Gather every line from the entries below that includes "ratio".
— start Provided entries —
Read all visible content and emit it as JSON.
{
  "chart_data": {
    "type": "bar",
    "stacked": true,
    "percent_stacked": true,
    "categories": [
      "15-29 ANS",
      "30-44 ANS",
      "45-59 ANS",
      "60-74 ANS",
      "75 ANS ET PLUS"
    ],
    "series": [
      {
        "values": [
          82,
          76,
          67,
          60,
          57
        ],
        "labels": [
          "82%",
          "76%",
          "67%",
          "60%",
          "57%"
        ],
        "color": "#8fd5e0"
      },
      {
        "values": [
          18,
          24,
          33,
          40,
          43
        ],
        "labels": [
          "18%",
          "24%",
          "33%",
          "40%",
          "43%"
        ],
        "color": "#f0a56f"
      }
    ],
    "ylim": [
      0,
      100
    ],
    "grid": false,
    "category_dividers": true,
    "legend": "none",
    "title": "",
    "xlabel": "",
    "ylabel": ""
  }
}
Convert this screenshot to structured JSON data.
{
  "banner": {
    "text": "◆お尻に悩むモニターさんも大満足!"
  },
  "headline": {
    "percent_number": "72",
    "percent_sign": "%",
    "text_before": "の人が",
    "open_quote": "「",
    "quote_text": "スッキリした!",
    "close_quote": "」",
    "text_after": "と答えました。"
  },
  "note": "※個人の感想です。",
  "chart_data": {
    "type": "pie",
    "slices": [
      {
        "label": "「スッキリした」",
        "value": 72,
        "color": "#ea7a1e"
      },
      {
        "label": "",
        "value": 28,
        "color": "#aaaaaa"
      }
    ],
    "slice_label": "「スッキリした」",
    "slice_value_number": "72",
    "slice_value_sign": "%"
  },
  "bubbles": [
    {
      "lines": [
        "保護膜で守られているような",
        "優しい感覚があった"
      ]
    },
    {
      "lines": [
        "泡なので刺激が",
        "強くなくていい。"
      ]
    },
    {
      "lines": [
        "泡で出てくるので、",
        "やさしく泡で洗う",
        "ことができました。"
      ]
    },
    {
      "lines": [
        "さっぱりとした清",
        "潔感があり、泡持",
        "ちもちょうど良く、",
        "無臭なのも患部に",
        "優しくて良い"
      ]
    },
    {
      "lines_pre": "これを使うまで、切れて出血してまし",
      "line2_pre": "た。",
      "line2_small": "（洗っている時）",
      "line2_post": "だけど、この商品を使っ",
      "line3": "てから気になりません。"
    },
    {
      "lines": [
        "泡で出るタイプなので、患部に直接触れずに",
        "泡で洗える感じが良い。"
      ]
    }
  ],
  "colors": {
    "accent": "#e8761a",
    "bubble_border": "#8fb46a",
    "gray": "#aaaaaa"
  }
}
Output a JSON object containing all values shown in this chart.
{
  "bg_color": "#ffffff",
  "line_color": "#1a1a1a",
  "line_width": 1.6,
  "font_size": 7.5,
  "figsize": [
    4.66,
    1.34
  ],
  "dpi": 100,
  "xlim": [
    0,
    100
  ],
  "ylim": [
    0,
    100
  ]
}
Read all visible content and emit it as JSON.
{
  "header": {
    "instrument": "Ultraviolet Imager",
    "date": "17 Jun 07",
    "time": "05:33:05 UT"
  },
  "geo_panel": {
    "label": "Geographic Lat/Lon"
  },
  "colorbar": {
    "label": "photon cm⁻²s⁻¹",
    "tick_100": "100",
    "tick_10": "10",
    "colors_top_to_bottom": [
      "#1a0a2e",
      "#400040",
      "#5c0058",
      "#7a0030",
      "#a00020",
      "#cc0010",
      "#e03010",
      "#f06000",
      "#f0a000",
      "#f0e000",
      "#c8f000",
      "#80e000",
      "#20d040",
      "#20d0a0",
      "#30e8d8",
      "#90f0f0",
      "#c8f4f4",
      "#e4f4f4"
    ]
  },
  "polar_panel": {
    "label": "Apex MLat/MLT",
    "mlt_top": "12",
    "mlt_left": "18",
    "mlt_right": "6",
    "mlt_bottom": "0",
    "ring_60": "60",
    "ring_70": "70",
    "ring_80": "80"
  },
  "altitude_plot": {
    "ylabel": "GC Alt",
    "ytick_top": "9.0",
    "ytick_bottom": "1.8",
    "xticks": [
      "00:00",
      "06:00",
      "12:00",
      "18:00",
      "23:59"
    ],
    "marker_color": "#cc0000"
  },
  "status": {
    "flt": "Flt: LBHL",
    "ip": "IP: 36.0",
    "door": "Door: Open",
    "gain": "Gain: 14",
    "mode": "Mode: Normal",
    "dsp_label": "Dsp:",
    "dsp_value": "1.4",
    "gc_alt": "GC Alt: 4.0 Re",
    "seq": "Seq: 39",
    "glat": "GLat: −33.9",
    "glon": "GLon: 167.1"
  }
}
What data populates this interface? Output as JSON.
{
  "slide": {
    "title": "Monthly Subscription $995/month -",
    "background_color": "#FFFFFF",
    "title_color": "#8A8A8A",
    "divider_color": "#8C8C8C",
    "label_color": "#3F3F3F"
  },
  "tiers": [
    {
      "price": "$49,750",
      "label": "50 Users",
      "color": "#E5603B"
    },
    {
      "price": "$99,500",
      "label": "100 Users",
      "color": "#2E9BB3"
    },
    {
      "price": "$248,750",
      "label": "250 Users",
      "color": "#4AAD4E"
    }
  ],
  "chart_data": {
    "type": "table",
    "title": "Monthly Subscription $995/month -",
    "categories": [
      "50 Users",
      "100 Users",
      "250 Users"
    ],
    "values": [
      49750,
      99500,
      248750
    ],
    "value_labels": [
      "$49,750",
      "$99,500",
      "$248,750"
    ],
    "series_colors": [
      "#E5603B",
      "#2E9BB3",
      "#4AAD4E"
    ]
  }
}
— end Provided entries —
— start Provided entries —
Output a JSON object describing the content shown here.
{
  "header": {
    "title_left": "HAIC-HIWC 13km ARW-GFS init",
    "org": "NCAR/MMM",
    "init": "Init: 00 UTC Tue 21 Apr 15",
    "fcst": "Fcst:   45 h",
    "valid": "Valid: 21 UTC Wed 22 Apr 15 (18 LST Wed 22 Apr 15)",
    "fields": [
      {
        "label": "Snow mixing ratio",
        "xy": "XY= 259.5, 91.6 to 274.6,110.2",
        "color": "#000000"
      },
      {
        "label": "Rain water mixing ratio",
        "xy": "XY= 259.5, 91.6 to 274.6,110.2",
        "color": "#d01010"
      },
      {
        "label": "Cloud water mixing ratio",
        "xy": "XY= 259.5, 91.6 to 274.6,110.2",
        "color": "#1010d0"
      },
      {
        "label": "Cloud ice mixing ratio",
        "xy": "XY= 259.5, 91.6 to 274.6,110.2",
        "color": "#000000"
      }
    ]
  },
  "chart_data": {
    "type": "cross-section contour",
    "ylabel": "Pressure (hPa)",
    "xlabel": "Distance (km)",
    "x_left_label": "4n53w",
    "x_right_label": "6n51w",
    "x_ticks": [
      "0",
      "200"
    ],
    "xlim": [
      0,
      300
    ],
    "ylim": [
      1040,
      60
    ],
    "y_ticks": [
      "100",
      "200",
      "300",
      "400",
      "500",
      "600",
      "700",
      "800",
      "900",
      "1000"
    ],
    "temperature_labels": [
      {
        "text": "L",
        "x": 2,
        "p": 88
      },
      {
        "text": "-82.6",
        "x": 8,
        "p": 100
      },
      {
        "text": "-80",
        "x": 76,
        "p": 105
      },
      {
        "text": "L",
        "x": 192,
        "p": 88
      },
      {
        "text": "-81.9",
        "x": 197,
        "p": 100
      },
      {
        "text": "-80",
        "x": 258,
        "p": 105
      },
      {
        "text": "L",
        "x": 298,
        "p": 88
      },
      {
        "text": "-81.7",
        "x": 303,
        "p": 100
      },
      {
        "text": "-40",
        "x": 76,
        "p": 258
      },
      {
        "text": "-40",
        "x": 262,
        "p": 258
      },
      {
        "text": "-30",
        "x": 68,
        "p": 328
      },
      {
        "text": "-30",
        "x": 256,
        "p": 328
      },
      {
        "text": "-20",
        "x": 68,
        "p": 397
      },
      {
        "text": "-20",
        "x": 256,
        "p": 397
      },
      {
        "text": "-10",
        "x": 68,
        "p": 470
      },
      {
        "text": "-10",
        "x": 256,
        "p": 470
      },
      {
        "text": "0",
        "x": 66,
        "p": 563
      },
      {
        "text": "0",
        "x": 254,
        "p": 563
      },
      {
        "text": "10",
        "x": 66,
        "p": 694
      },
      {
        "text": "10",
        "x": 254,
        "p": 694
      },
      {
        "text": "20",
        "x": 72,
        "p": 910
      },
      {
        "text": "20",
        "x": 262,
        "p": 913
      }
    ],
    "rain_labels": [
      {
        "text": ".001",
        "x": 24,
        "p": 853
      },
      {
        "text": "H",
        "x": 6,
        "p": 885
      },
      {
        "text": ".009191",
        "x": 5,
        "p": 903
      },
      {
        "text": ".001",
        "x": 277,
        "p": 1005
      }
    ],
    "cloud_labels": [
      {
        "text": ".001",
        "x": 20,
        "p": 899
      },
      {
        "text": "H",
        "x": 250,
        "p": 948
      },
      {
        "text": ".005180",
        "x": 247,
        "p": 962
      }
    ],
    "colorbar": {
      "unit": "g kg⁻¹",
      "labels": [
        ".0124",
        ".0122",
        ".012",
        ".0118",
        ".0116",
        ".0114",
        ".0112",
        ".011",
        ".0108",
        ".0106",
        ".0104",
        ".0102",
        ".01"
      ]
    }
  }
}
— end Provided entries —
> **Solution for this exercise**:
        "label": "Snow mixing ratio",
        "label": "Rain water mixing ratio",
        "label": "Cloud water mixing ratio",
        "label": "Cloud ice mixing ratio",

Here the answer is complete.